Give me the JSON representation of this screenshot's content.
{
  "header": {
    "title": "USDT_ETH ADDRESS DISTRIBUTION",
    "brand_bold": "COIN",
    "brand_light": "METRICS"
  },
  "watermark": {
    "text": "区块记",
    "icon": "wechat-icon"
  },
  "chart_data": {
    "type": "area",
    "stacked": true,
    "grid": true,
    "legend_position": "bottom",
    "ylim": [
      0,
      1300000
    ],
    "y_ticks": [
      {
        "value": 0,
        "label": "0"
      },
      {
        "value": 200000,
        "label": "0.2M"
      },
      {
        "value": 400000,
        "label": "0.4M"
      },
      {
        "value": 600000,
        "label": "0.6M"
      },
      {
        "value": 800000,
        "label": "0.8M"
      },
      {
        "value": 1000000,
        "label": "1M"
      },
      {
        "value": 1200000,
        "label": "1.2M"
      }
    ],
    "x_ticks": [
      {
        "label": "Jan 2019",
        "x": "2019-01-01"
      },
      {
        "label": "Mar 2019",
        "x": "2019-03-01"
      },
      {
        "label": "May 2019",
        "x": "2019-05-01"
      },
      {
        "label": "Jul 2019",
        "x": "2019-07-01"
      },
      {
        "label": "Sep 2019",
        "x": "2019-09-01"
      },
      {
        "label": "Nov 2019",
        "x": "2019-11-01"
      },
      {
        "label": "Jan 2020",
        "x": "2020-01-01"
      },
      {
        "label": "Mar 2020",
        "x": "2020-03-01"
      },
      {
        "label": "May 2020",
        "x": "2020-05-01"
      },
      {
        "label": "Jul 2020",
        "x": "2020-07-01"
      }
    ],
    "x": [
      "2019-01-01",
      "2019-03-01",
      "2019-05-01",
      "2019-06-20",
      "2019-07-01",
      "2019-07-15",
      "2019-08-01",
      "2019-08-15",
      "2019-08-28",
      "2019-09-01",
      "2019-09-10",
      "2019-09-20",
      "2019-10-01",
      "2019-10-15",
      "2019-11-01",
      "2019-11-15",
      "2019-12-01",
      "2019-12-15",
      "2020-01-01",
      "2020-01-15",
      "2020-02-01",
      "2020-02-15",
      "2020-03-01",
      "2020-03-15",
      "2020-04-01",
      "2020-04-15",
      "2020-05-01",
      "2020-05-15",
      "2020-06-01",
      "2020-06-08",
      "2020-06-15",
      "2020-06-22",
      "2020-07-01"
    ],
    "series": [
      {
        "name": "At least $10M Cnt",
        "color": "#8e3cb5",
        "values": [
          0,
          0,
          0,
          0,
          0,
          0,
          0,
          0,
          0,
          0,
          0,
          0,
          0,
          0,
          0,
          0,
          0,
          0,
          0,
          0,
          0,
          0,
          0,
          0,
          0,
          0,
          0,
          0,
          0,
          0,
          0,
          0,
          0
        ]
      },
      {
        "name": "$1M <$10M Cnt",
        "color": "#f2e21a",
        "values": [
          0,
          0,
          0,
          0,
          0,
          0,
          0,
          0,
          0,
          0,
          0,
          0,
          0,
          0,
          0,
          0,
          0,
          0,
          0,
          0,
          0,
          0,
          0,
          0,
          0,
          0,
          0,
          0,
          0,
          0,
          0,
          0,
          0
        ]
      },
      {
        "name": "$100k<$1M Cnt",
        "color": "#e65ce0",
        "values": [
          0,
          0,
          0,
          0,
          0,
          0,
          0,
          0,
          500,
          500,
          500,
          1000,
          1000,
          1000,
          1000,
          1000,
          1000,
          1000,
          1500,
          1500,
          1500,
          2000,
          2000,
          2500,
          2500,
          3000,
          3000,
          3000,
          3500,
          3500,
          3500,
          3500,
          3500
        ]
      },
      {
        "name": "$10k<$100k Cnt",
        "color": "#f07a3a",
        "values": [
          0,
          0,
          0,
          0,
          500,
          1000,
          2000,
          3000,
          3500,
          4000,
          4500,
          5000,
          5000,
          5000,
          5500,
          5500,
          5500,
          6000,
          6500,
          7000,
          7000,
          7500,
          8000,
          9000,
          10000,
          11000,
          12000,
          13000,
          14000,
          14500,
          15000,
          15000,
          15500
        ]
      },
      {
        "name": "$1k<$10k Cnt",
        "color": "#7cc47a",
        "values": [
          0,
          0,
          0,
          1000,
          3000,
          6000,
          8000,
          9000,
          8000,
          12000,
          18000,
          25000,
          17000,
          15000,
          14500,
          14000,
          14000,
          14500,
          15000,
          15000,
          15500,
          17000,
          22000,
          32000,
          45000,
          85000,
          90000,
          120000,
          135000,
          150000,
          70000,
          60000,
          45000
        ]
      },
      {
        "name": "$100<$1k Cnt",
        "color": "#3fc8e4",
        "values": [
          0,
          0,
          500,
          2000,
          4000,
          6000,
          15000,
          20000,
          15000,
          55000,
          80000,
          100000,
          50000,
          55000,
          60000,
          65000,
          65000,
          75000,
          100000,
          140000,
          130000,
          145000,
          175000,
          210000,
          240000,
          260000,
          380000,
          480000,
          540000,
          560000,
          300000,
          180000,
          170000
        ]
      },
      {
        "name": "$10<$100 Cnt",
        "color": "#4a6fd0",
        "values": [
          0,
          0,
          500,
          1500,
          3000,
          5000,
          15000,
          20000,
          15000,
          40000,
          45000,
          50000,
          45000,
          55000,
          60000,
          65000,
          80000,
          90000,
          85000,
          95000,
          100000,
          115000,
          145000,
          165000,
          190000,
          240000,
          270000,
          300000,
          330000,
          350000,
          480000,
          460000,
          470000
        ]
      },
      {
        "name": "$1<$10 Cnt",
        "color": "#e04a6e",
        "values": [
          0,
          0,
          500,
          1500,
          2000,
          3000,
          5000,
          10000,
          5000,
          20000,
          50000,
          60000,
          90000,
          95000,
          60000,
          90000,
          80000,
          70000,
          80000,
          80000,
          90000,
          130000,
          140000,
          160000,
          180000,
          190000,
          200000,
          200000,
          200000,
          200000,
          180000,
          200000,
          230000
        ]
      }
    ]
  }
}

# # # # #

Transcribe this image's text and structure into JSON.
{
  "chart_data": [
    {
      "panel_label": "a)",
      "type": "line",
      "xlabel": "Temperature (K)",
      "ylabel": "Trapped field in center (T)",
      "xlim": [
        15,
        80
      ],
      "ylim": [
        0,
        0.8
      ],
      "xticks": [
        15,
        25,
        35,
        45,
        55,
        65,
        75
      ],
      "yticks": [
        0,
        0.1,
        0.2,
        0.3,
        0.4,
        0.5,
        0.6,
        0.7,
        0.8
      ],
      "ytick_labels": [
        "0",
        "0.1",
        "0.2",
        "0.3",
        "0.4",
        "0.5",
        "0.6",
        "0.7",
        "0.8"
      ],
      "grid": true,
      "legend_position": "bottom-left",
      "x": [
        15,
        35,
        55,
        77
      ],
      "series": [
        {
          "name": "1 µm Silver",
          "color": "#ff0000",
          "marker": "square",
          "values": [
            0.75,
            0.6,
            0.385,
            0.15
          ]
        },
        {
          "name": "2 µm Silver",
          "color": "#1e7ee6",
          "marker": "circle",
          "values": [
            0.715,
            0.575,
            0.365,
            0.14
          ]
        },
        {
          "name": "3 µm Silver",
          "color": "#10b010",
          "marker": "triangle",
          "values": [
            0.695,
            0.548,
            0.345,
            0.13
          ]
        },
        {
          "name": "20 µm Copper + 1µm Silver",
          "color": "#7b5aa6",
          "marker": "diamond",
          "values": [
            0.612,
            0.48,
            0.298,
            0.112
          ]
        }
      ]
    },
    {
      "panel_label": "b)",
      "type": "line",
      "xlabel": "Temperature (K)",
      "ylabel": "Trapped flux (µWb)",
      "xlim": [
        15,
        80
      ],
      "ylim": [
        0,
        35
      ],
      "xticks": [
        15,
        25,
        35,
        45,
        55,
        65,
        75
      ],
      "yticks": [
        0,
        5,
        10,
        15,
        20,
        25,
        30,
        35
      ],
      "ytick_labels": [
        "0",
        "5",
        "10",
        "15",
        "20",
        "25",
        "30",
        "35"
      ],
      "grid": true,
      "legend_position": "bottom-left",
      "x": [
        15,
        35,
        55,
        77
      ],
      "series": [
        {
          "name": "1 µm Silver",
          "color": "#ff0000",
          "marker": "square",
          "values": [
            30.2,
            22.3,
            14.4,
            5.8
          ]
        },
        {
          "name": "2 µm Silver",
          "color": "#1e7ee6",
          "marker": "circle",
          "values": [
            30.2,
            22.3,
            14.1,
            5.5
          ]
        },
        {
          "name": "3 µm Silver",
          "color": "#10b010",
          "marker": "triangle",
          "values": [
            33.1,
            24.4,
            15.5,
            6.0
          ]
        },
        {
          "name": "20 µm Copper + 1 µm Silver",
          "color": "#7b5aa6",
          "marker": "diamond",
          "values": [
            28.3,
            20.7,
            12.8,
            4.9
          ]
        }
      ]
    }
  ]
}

# # # # #

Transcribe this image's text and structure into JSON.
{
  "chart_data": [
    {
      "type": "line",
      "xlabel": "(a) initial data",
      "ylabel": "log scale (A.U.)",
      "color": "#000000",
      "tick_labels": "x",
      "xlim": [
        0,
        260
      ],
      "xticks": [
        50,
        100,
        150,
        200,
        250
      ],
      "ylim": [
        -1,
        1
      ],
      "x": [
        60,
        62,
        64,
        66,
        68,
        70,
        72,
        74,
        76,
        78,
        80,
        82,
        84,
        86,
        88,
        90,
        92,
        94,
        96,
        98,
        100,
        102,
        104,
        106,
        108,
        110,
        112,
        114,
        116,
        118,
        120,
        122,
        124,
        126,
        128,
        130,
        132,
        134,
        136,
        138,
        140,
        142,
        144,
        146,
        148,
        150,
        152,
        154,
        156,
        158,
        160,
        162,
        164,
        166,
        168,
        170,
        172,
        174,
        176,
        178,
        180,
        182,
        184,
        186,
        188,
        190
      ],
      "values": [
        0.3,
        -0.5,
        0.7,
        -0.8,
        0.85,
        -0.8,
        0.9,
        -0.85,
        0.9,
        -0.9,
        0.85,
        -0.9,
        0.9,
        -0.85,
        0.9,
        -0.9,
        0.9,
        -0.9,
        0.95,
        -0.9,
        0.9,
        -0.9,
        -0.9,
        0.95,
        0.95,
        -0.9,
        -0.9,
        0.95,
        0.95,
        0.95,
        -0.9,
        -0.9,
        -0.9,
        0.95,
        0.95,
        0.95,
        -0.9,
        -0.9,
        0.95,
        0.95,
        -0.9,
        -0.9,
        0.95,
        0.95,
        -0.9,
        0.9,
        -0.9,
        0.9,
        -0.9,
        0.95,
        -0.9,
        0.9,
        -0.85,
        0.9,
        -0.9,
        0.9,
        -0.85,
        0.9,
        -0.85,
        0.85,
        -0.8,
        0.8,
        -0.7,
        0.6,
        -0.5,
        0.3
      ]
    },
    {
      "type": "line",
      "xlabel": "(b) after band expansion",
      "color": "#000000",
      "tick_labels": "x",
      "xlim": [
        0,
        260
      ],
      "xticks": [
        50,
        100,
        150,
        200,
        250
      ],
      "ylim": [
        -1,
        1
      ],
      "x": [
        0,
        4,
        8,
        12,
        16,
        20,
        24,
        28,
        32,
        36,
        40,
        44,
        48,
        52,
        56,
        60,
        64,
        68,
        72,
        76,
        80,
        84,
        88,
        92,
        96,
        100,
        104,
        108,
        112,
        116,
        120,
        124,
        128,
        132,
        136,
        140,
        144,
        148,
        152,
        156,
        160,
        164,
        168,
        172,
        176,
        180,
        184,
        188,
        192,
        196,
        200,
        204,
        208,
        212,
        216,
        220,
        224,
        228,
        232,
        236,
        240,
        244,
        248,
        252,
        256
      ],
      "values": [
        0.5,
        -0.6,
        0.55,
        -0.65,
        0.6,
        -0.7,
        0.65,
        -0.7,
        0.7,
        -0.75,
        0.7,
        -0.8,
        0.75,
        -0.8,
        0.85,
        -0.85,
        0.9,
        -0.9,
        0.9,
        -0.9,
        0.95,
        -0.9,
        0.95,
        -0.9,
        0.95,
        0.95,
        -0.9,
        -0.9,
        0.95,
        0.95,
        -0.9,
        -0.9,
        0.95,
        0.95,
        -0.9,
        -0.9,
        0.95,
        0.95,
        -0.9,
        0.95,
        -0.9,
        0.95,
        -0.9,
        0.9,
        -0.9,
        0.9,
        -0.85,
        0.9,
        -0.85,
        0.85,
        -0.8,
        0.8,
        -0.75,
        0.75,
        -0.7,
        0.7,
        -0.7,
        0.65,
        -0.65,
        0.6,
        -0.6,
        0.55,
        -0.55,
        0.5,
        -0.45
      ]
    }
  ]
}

# # # # #

▶ _PROBLEM_
Copy out every line of the data that includes the word "ylabel".

▶ _SOLUTION FOR THIS PROBLEM_
      "ylabel": "Trapped field in center (T)",
      "ylabel": "Trapped flux (µWb)",
      "ylabel": "log scale (A.U.)",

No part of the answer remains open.